_What to work on_
Every entry needs to be reproduced exactly.

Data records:
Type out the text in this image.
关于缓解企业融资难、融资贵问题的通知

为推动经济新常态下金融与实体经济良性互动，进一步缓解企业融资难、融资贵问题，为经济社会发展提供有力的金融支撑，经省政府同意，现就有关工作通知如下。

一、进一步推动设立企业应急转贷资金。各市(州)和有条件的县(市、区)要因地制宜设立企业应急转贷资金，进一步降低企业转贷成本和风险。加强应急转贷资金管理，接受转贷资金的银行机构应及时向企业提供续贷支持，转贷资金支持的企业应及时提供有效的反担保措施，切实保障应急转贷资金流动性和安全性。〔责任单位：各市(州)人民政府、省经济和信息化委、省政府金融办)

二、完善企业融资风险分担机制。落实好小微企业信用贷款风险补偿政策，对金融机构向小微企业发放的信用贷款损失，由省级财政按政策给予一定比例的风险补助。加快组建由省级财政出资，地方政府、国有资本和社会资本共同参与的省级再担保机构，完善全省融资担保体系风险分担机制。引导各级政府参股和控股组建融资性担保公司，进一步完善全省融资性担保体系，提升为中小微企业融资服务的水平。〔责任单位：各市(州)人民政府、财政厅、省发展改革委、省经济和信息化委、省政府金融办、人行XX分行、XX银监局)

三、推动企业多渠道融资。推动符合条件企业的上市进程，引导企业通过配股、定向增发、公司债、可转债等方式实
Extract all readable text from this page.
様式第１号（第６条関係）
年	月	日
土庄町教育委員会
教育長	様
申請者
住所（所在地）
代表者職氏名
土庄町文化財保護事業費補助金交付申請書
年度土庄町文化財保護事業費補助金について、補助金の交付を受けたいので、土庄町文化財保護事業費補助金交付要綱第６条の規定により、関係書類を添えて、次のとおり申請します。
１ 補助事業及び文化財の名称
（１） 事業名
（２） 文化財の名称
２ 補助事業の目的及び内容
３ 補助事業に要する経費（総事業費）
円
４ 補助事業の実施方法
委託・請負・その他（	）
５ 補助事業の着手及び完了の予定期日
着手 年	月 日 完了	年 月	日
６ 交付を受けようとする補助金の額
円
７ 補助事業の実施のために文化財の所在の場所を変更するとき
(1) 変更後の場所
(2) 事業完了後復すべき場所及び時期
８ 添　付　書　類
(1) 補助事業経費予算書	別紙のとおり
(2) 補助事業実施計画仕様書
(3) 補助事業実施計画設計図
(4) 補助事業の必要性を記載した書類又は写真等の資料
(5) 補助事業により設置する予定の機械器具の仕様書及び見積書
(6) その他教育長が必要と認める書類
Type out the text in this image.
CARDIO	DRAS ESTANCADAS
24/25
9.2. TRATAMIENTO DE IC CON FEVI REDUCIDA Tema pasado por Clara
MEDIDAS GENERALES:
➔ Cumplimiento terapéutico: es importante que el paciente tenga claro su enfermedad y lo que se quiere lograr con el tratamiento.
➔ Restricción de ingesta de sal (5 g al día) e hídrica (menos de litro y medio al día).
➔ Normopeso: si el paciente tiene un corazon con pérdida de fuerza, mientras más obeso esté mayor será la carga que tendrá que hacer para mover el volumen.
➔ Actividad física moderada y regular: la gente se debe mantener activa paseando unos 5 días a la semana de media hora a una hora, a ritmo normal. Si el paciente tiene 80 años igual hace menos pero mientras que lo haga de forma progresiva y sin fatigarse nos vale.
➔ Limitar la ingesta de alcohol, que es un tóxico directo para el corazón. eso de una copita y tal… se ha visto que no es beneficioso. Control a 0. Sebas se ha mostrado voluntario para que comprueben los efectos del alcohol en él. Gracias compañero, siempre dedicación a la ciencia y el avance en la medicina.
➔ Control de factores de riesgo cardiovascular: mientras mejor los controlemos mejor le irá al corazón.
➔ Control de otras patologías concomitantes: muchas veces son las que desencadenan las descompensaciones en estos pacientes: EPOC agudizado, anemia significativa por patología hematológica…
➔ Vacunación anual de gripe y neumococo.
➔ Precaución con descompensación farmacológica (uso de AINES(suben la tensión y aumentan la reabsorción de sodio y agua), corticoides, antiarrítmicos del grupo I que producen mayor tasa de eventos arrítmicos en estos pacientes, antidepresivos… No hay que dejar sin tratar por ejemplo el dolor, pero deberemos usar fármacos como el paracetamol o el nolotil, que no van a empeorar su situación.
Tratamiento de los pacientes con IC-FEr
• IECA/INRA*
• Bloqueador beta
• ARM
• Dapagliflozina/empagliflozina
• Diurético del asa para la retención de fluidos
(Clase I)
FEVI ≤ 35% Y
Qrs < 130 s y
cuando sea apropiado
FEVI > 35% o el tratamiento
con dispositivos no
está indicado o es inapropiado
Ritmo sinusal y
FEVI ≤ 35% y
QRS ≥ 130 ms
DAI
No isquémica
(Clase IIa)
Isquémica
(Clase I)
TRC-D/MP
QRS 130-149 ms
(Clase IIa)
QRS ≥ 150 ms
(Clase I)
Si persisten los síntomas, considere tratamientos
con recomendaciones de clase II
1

_Answer for the task_
Type out the text in this image.
关于缓解企业融资难、融资贵问题的通知

为推动经济新常态下金融与实体经济良性互动，进一步缓解企业融资难、融资贵问题，为经济社会发展提供有力的金融支撑，经省政府同意，现就有关工作通知如下。

一、进一步推动设立企业应急转贷资金。各市(州)和有条件的县(市、区)要因地制宜设立企业应急转贷资金，进一步降低企业转贷成本和风险。加强应急转贷资金管理，接受转贷资金的银行机构应及时向企业提供续贷支持，转贷资金支持的企业应及时提供有效的反担保措施，切实保障应急转贷资金流动性和安全性。〔责任单位：各市(州)人民政府、省经济和信息化委、省政府金融办)

二、完善企业融资风险分担机制。落实好小微企业信用贷款风险补偿政策，对金融机构向小微企业发放的信用贷款损失，由省级财政按政策给予一定比例的风险补助。加快组建由省级财政出资，地方政府、国有资本和社会资本共同参与的省级再担保机构，完善全省融资担保体系风险分担机制。引导各级政府参股和控股组建融资性担保公司，进一步完善全省融资性担保体系，提升为中小微企业融资服务的水平。〔责任单位：各市(州)人民政府、财政厅、省发展改革委、省经济和信息化委、省政府金融办、人行XX分行、XX银监局)

三、推动企业多渠道融资。推动符合条件企业的上市进程，引导企业通过配股、定向增发、公司债、可转债等方式实
Extract all readable text from this page.
様式第１号（第６条関係）
年	月	日
土庄町教育委員会
教育長	様
申請者
住所（所在地）
代表者職氏名
土庄町文化財保護事業費補助金交付申請書
年度土庄町文化財保護事業費補助金について、補助金の交付を受けたいので、土庄町文化財保護事業費補助金交付要綱第６条の規定により、関係書類を添えて、次のとおり申請します。
１ 補助事業及び文化財の名称
（１） 事業名
（２） 文化財の名称
２ 補助事業の目的及び内容
３ 補助事業に要する経費（総事業費）
円
４ 補助事業の実施方法
委託・請負・その他（	）
５ 補助事業の着手及び完了の予定期日
着手 年	月 日 完了	年 月	日
６ 交付を受けようとする補助金の額
円
７ 補助事業の実施のために文化財の所在の場所を変更するとき
(1) 変更後の場所
(2) 事業完了後復すべき場所及び時期
８ 添　付　書　類
(1) 補助事業経費予算書	別紙のとおり
(2) 補助事業実施計画仕様書
(3) 補助事業実施計画設計図
(4) 補助事業の必要性を記載した書類又は写真等の資料
(5) 補助事業により設置する予定の機械器具の仕様書及び見積書
(6) その他教育長が必要と認める書類
Type out the text in this image.
CARDIO	DRAS ESTANCADAS
24/25
9.2. TRATAMIENTO DE IC CON FEVI REDUCIDA Tema pasado por Clara
MEDIDAS GENERALES:
➔ Cumplimiento terapéutico: es importante que el paciente tenga claro su enfermedad y lo que se quiere lograr con el tratamiento.
➔ Restricción de ingesta de sal (5 g al día) e hídrica (menos de litro y medio al día).
➔ Normopeso: si el paciente tiene un corazon con pérdida de fuerza, mientras más obeso esté mayor será la carga que tendrá que hacer para mover el volumen.
➔ Actividad física moderada y regular: la gente se debe mantener activa paseando unos 5 días a la semana de media hora a una hora, a ritmo normal. Si el paciente tiene 80 años igual hace menos pero mientras que lo haga de forma progresiva y sin fatigarse nos vale.
➔ Limitar la ingesta de alcohol, que es un tóxico directo para el corazón. eso de una copita y tal… se ha visto que no es beneficioso. Control a 0. Sebas se ha mostrado voluntario para que comprueben los efectos del alcohol en él. Gracias compañero, siempre dedicación a la ciencia y el avance en la medicina.
➔ Control de factores de riesgo cardiovascular: mientras mejor los controlemos mejor le irá al corazón.
➔ Control de otras patologías concomitantes: muchas veces son las que desencadenan las descompensaciones en estos pacientes: EPOC agudizado, anemia significativa por patología hematológica…
➔ Vacunación anual de gripe y neumococo.
➔ Precaución con descompensación farmacológica (uso de AINES(suben la tensión y aumentan la reabsorción de sodio y agua), corticoides, antiarrítmicos del grupo I que producen mayor tasa de eventos arrítmicos en estos pacientes, antidepresivos… No hay que dejar sin tratar por ejemplo el dolor, pero deberemos usar fármacos como el paracetamol o el nolotil, que no van a empeorar su situación.
Tratamiento de los pacientes con IC-FEr
• IECA/INRA*
• Bloqueador beta
• ARM
• Dapagliflozina/empagliflozina
• Diurético del asa para la retención de fluidos
(Clase I)
FEVI ≤ 35% Y
Qrs < 130 s y
cuando sea apropiado
FEVI > 35% o el tratamiento
con dispositivos no
está indicado o es inapropiado
Ritmo sinusal y
FEVI ≤ 35% y
QRS ≥ 130 ms
DAI
No isquémica
(Clase IIa)
Isquémica
(Clase I)
TRC-D/MP
QRS 130-149 ms
(Clase IIa)
QRS ≥ 150 ms
(Clase I)
Si persisten los síntomas, considere tratamientos
con recomendaciones de clase II
1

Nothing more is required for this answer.